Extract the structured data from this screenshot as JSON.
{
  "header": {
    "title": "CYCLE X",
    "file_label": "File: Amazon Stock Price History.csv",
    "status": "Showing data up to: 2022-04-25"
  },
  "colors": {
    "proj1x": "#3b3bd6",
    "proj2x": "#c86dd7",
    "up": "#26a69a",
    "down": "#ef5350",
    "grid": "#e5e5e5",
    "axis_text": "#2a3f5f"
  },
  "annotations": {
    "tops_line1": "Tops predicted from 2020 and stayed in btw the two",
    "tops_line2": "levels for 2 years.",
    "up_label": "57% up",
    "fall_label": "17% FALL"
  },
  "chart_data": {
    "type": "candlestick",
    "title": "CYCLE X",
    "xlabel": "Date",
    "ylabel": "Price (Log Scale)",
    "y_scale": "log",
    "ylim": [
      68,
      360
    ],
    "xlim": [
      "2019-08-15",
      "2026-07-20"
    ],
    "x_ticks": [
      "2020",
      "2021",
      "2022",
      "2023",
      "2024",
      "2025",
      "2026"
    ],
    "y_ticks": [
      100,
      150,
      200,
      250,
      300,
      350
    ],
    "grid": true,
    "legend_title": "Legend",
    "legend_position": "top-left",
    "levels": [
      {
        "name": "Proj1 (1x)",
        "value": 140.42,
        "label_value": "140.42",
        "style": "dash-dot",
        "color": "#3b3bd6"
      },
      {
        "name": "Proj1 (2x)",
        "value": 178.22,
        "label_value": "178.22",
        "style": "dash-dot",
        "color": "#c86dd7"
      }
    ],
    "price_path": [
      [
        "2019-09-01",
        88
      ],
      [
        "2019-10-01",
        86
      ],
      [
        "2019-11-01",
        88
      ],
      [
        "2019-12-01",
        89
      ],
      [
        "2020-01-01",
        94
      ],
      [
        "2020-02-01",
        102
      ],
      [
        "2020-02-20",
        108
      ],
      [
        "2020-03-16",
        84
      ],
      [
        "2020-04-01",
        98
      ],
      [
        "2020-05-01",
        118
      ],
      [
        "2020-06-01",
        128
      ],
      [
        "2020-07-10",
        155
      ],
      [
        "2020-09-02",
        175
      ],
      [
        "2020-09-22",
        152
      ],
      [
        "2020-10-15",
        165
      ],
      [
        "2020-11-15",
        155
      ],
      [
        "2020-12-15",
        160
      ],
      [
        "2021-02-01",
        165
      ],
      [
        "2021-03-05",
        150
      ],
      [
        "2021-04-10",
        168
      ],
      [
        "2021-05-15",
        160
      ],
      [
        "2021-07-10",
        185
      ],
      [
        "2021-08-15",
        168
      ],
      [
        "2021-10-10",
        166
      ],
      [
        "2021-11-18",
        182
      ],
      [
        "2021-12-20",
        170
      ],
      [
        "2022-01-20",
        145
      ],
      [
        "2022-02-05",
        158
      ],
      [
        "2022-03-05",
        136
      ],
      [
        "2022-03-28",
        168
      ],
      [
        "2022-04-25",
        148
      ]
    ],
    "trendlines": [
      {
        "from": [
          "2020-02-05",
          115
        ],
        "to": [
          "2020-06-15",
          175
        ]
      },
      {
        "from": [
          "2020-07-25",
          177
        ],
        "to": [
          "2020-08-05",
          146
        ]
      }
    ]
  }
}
────────────────
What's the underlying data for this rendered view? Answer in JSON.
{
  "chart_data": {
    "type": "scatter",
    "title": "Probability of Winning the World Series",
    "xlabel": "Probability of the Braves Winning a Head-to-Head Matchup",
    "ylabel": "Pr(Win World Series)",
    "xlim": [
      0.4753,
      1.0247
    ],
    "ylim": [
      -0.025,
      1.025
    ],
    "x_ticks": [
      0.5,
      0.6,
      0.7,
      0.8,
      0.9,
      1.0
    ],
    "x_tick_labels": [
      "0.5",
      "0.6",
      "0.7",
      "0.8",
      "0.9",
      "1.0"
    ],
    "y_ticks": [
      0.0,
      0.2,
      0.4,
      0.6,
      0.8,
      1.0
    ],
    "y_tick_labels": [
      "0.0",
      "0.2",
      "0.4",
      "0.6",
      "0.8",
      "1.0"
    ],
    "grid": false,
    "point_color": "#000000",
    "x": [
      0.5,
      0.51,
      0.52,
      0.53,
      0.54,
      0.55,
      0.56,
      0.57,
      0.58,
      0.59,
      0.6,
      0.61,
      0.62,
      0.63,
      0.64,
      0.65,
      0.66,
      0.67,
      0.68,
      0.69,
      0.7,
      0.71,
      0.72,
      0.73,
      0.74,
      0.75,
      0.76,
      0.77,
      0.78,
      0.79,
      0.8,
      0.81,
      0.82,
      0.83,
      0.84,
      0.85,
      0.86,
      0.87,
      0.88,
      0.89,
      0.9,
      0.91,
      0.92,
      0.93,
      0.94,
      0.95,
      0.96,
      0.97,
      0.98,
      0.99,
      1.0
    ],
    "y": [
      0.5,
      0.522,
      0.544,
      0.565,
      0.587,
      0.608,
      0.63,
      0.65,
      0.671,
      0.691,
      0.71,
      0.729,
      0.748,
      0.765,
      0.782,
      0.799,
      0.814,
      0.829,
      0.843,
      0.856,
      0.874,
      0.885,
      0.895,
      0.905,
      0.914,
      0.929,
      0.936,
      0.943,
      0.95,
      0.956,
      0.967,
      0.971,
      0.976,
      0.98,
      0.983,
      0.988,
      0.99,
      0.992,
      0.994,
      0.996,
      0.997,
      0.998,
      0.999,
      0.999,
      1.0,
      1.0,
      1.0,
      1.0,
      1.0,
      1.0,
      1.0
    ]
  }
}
────────────────
■ **Work to be completed**: In the entries above, how many lines hold the word "World"? State the number and nothing else.

■ **Full solution**: 2